§ Given task
Using the listing below, extract each line that has the word "Generale" in it.

§ Input material
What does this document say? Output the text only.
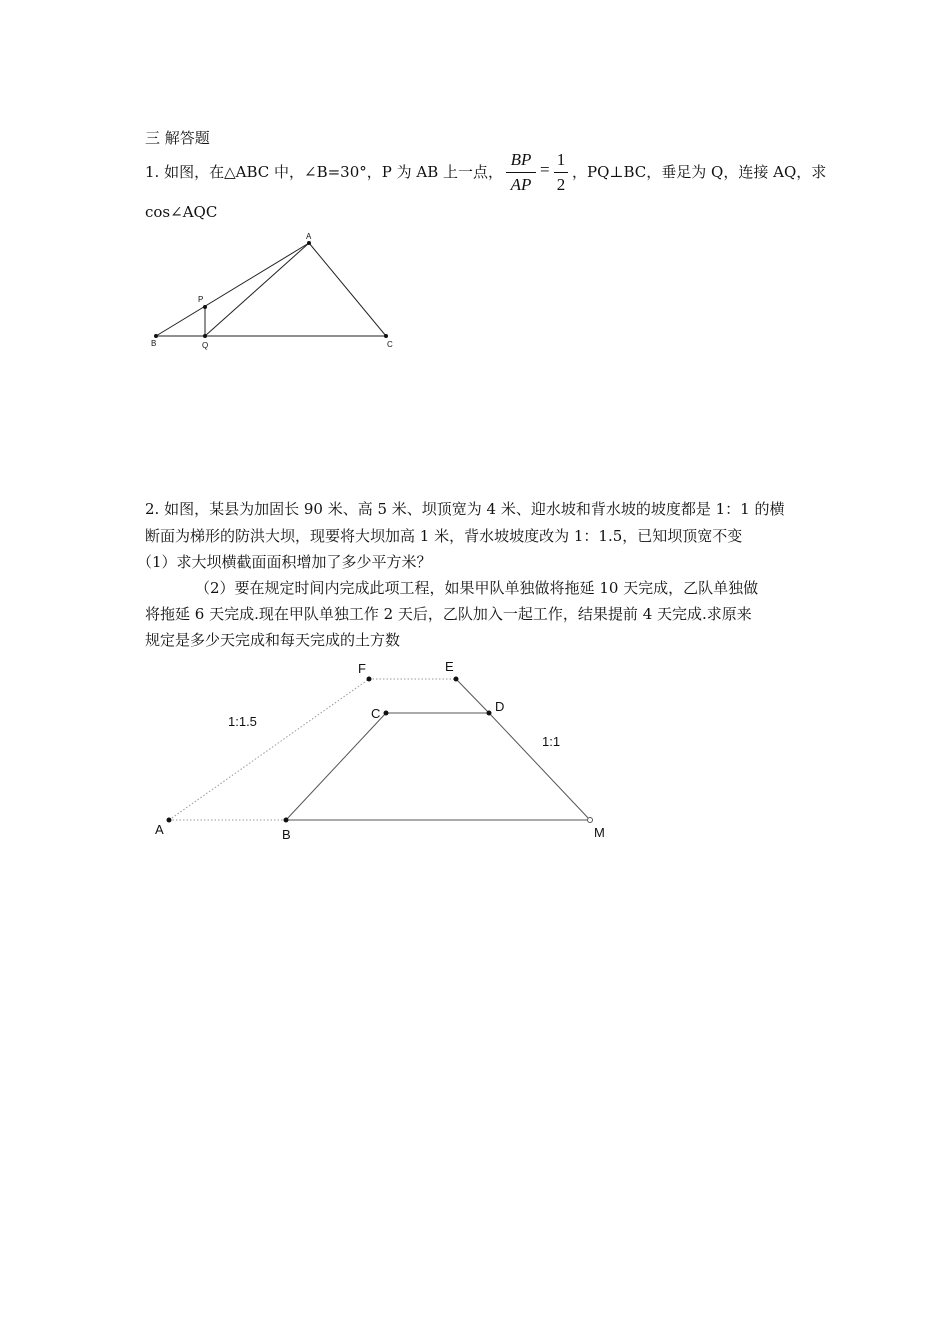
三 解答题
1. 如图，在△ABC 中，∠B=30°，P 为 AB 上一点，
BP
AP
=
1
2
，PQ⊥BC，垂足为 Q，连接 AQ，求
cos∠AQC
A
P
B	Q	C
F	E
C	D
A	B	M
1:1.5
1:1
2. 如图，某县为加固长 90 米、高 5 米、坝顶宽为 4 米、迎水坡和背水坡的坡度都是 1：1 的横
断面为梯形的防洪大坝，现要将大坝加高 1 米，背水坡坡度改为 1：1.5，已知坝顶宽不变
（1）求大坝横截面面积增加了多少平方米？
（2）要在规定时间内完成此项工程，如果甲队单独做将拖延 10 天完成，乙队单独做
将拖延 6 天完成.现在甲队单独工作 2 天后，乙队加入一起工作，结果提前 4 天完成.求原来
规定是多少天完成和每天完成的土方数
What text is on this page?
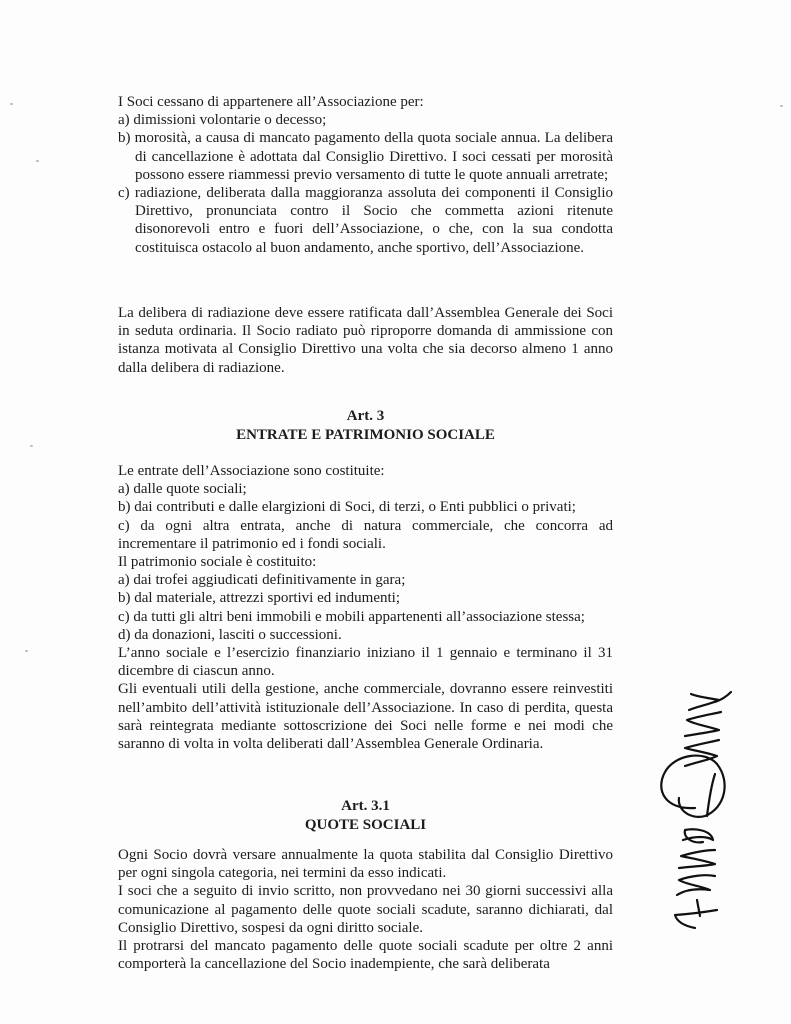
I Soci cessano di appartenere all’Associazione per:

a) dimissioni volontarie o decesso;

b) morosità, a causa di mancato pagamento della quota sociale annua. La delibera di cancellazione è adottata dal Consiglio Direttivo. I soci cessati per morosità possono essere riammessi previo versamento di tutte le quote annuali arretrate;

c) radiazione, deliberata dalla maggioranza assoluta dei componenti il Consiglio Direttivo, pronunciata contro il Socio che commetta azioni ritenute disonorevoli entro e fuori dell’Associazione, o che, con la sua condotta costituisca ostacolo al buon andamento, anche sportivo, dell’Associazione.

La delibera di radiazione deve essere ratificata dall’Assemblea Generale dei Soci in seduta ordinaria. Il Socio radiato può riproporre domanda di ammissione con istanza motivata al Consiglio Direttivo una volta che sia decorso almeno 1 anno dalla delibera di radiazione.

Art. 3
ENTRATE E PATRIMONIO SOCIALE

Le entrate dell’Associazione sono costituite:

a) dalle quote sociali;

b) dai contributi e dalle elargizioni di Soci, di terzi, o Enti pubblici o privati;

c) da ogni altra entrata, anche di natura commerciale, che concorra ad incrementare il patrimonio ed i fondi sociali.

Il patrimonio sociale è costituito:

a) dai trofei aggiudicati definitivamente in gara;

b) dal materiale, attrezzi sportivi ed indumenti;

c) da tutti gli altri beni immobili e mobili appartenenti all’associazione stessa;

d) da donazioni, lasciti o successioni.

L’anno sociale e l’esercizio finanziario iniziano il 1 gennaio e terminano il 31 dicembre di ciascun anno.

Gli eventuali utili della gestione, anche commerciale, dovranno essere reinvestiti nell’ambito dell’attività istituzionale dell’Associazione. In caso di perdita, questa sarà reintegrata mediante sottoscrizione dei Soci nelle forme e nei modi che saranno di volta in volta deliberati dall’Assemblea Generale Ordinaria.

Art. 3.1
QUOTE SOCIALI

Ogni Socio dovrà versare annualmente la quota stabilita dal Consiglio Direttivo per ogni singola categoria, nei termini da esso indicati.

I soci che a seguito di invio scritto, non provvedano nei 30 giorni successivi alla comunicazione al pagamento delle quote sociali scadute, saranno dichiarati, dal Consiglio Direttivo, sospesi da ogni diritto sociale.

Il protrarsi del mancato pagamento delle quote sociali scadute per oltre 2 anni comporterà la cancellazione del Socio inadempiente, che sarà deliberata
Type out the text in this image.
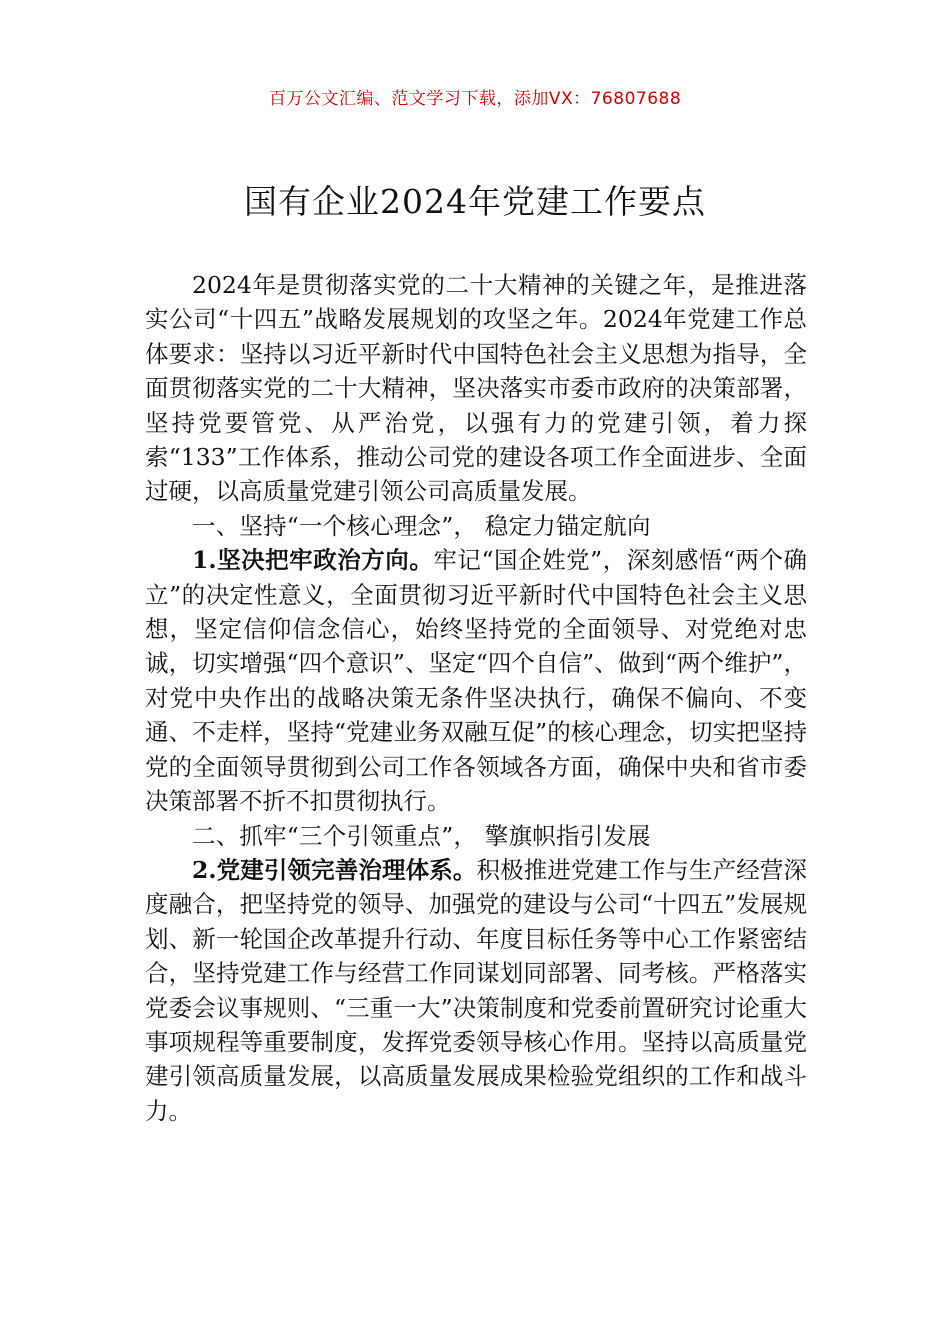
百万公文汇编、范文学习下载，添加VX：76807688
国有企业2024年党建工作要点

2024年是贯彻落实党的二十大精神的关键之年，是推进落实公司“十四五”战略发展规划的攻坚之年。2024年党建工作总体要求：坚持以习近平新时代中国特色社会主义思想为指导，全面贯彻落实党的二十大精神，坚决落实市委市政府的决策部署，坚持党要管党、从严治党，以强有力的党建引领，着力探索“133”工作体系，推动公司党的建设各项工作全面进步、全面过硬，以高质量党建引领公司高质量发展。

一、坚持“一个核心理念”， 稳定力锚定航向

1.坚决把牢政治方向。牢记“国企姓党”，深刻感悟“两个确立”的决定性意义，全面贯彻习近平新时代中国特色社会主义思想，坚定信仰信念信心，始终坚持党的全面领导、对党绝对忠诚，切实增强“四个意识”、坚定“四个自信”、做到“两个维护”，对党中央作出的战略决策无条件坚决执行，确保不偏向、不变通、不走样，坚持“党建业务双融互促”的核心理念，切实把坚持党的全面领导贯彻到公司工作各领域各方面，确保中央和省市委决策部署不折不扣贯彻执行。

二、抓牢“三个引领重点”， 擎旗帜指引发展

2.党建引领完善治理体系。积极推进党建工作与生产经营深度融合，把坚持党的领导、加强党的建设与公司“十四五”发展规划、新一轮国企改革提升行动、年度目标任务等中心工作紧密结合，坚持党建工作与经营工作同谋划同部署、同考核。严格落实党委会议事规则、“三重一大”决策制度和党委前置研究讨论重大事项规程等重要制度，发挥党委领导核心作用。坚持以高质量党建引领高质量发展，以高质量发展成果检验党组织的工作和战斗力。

§ Solution to this exercise
La delibera di radiazione deve essere ratificata dall’Assemblea Generale dei Soci in seduta ordinaria. Il Socio radiato può riproporre domanda di ammissione con istanza motivata al Consiglio Direttivo una volta che sia decorso almeno 1 anno dalla delibera di radiazione.
Gli eventuali utili della gestione, anche commerciale, dovranno essere reinvestiti nell’ambito dell’attività istituzionale dell’Associazione. In caso di perdita, questa sarà reintegrata mediante sottoscrizione dei Soci nelle forme e nei modi che saranno di volta in volta deliberati dall’Assemblea Generale Ordinaria.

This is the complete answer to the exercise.